* _Stated problem_: From the listing below, pull out all lines with "interdiction" in them.

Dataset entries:
+-------+

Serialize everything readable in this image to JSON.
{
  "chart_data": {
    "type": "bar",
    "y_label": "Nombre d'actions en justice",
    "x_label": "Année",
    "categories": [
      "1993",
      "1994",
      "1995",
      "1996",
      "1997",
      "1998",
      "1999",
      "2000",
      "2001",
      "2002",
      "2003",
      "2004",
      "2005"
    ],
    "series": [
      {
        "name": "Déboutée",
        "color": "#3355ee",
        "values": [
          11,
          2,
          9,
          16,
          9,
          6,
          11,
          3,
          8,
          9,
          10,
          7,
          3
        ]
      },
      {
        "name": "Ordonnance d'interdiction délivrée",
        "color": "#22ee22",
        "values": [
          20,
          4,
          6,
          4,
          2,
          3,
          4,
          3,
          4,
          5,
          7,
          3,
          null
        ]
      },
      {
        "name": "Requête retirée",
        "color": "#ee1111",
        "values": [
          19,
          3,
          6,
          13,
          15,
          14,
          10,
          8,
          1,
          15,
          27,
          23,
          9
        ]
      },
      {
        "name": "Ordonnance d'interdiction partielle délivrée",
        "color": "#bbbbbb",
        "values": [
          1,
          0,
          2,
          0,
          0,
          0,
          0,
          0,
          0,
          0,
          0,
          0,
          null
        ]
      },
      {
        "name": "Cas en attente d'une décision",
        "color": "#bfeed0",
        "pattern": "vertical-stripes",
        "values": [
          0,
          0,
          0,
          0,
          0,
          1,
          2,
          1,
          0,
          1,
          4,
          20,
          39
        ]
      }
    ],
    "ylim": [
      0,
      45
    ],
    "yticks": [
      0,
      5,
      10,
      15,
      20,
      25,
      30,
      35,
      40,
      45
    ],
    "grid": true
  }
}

+-------+

* _Correct answer_:
        "name": "Ordonnance d'interdiction délivrée",
        "name": "Ordonnance d'interdiction partielle délivrée",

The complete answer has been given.